═══ Text passage

Not saying that the wider scope approach is not worth pursuing, you know
I would be very much interested into that as well :-), but I'd leave it
for a later time. This proposal looks reasonably achieaveble in somewhat
short times and it should provide provable benefits to production today.
Plus, you are again right, foundations would be there already when we'll
be ready for the wider solution.



Re: [RFC PATCH v2 0/6] SCHED_DEADLINE server infrastructure

2020-08-07 Thread luca abeni
Hi Juri,

On Fri, 7 Aug 2020 15:30:41 +0200
Juri Lelli  wrote:
[...]
> > In the meanwhile, I have some questions/comments after a first quick
> > look.
> > 
> > If I understand well, the patchset does not apply deadline servers
> > to FIFO and RR tasks, right? How does this patchset interact with RT
> > throttling?  
> 
> Well, it's something like the dual of it, in that RT Throttling
> directly throttles RT tasks to make spare CPU cycles available to
> fair tasks while this patchset introduces deadline servers to
> schedule fair tasks, thus still reserving CPU time for those (when
> needed).

Ah, OK... I was thinking about using deadline servers for both RT and
non-RT tasks. And to use them not only to throttle, but also to provide
some kind of performance guarantees (to all the scheduling classes).
Think about what can be done when combining this mechanism with
cgroups/containers :)

[...]
> > I understand this is because you do not
> > want to delay RT tasks if they are not starving other tasks. But
> > then, maybe what you want is not deadline-based scheduling. Maybe a
> > reservation-based scheduler based on fixed priorities is what you
> > want? (with SCHED_DEADLINE, you could provide exact performance
> > guarantees to SCHED_OTHER tasks, but I suspect patch 6/6 breaks
> > these guarantees?)  
> 
> I agree that we are not interested in exact guarantees in this case,
> but why not using something that it's already there and would give us
> the functionality we need (fix starvation for fair)?

Ok, if performance guarantees to non-RT tasks are not the goal, then I
agree. I was thinking that since the patchset provides a mechanism to
schedule various classes of tasks through deadline servers, then
using these servers to provide some kinds of guarantees could be
interesting ;-)

══════

**Exercise instructions:**
(1) Summarize the SCHED_DEADLINE discussion in three sentences.
(2) Proceed with the SCHED_DEADLINE discussion, picking up after its last message.

═══ Data lines

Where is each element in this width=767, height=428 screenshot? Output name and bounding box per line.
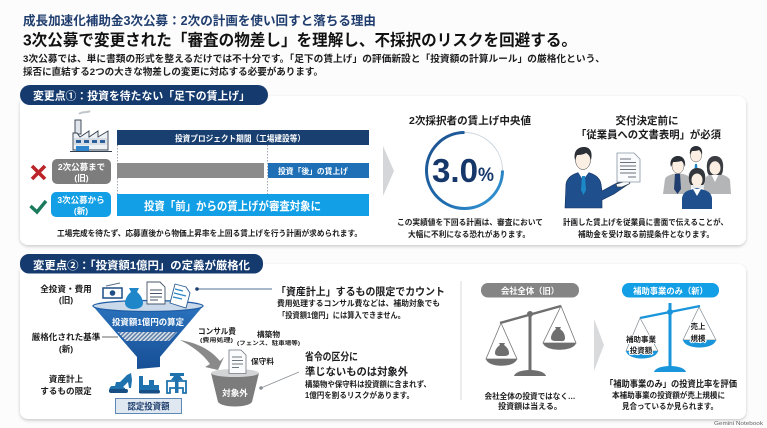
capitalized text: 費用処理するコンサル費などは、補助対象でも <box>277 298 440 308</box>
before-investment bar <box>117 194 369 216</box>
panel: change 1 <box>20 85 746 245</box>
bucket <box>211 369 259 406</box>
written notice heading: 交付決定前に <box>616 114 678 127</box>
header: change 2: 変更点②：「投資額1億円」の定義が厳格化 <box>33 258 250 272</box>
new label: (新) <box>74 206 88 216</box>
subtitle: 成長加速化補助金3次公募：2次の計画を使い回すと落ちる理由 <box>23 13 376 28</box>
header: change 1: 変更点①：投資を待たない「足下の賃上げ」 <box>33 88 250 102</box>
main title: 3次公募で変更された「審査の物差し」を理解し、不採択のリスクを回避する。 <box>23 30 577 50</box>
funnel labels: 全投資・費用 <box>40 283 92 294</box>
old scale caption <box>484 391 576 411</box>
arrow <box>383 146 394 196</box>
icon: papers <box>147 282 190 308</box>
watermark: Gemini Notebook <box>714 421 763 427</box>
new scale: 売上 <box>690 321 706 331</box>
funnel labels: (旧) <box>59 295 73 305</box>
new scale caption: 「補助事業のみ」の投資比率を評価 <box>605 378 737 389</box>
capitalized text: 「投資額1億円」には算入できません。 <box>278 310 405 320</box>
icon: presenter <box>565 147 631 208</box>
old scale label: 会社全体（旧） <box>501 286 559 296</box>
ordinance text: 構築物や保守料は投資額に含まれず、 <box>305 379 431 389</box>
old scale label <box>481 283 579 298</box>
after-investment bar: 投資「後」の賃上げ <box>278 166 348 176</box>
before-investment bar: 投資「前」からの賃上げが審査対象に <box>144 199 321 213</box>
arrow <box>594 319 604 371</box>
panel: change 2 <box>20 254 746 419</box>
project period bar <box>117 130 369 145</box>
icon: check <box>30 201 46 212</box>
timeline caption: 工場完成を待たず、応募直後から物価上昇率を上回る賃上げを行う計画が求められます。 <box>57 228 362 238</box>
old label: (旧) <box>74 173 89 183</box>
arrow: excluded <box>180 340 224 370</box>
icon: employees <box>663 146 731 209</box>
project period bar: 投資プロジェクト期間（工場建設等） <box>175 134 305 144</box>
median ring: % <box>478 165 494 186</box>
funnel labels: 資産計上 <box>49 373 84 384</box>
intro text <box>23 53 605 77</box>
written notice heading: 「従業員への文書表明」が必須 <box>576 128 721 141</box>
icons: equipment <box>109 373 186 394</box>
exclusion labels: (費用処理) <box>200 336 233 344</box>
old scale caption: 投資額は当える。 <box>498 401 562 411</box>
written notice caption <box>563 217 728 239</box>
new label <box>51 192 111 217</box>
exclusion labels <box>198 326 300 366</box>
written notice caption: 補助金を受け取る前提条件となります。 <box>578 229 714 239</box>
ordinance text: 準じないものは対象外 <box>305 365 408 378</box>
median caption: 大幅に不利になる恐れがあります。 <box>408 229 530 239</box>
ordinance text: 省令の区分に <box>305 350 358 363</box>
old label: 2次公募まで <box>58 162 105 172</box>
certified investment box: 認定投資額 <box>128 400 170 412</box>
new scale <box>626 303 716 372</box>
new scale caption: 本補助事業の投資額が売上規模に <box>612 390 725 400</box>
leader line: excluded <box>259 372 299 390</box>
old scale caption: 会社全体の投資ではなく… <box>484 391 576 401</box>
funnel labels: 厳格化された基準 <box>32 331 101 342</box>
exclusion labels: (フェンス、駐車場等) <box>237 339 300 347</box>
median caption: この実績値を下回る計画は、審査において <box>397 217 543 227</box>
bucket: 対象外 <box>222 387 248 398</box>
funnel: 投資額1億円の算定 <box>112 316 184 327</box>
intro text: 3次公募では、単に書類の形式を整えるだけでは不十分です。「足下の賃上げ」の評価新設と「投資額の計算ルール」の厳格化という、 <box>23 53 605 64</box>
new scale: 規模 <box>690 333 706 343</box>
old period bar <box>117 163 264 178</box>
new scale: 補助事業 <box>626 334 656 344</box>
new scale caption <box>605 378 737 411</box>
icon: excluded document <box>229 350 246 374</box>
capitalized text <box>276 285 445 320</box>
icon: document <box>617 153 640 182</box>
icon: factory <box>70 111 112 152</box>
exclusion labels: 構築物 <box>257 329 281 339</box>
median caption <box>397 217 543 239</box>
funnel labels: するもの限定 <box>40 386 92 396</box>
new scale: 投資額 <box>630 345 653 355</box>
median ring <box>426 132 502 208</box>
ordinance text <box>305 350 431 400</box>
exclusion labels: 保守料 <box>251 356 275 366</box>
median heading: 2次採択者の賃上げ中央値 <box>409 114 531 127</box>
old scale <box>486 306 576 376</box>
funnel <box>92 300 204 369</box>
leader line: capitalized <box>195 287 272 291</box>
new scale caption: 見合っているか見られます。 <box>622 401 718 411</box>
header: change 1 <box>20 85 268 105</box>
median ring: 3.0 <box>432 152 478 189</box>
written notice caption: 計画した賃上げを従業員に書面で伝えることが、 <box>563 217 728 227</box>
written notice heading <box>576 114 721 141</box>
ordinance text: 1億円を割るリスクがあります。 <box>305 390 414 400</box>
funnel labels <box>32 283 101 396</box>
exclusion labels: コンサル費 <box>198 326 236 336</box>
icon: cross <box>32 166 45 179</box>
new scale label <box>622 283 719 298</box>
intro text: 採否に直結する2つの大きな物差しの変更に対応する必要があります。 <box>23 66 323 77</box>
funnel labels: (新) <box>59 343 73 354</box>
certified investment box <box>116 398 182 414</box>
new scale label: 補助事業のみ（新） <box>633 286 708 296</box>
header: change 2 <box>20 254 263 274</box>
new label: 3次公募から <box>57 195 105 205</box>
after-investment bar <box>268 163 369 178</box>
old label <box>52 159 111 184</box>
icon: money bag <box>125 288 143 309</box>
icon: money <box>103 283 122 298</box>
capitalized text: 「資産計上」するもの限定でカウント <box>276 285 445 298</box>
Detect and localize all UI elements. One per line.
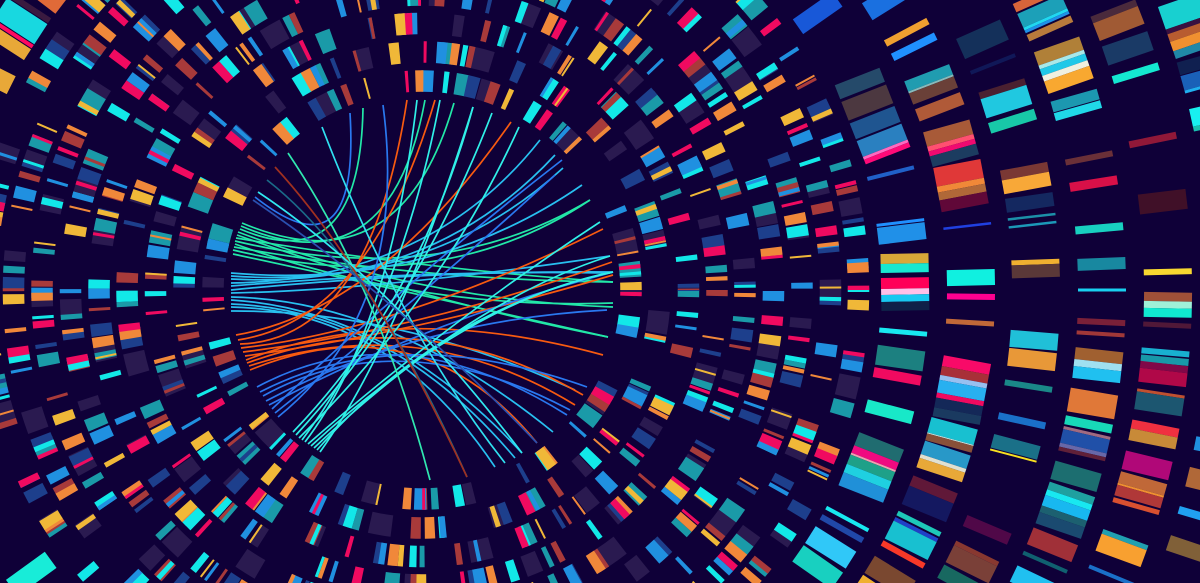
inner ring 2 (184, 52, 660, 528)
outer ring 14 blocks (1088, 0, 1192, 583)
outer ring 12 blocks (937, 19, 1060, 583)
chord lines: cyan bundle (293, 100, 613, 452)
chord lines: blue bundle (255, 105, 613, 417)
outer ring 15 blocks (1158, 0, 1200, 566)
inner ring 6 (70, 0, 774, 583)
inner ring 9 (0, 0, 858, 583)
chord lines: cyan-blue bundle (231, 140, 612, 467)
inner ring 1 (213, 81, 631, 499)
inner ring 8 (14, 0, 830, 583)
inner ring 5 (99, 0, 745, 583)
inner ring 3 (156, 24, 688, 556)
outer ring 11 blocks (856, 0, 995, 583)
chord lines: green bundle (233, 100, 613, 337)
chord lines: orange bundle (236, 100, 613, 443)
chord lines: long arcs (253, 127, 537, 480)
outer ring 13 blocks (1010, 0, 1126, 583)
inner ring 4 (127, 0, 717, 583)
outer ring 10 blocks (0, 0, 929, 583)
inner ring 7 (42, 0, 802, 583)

══════

**Answers in order:**
(1) The SCHED_DEADLINE discussion opens by setting a wider-scope approach aside for later, since this proposal looks achievable in a fairly short time, should bring provable benefits to production today, and would lay foundations for the wider solution. In the thread, Juri Lelli explains that the patchset is something like the dual of RT throttling: instead of throttling RT tasks, it introduces deadline servers that schedule fair tasks and so reserve CPU time for them when needed. Luca Abeni had been thinking of deadline servers for both RT and non-RT tasks that could also provide performance guarantees, but agrees once Juri says exact guarantees are not the goal and the aim is to fix starvation for fair tasks.

(2)
Thanks,
Luca

> It would also
> work well in presence of "real" deadline tasks I think, in that you
> could account for these fair servers while performing admission
> control.
> 
> Best,
> 
> Juri
> 



Re: [RFC PATCH v2 0/6] SCHED_DEADLINE server infrastructure

2020-08-07 Thread Juri Lelli
Hi Luca,

On 07/08/20 15:16, luca abeni wrote:
> Hi Juri,
> 
> thanks for sharing the v2 patchset!
> 
> In the next days I'll have a look at it, and try some tests...

Thanks!

> In the meanwhile, I have some questions/comments after a first quick
> look.
> 
> If I understand well, the patchset does not apply deadline servers to
> FIFO and RR tasks, right? How does this patchset interact with RT
> throttling?

Well, it's something like the dual of it, in that RT Throttling directly
throttles RT tasks to make spare CPU cycles available to fair tasks
while this patchset introduces deadline servers to schedule fair tasks,
thus still reserving CPU time for those (when needed).

> If I understand well, patch 6/6 does something like "use deadline
> servers for SCHED_OTHER only if FIFO/RR tasks risk to starve
> SCHED_OTHER tasks"... Right?

That's the basic idea, yes.

> I understand this is because you do not
> want to delay RT tasks if they are not starving other tasks. But then,
> maybe what you want is not deadline-based scheduling. Maybe a
> reservation-based scheduler based on fixed priorities is what you want?
> (with SCHED_DEADLINE, you could provide exact performance guarantees to
> SCHED_OTHER tasks, but I suspect patch 6/6 breaks these guarantees?)

I agree that we are not interested in exact guarantees in this case, but
why not using something that it's already there and would give us the
functionality we need (fix starvation for fair)? It would also work well
in presence of "real" deadline tasks I think, in that you could account
for these fair servers while performing admission control.

Best,

Juri



[RFC PATCH v2 0/6] SCHED_DEADLINE server infrastructure

2020-08-07 Thread Juri Lelli
Hi,

This is RFC v2 of Peter's SCHED_DEADLINE server infrastructure
implementation [1].

SCHED_DEADLINE servers can help fixing starvation issues of low priority
tasks (e.g., SCHED_OTHER) when higher priority tasks monopolize CPU
cycles. Today we have RT Throttling; DEADLINE servers should be able to
replace and improve that.

I rebased Peter's patches (adding changelogs where needed) on
tip/sched/core as of today and incorporated fixes to issues discussed
during RFC v1. Current set seems to even boot on real HW! :-)

While playing with RFC v1 set (and discussing it further offline with
Daniel) it has emerged the need to slightly change the behavior. Patch
6/6 is a (cumbersome?) attempt to show what's probably needed.
The problem with "original" implementation is that FIFO tasks might
suffer preemption from NORMAL even when spare CPU cycles are available.
In fact, fair deadline server is enqueued right away when NORMAL tasks
wake up and they are first scheduled by the server, thus potentially
preempting a well behaving FIFO task. This is of course not ideal.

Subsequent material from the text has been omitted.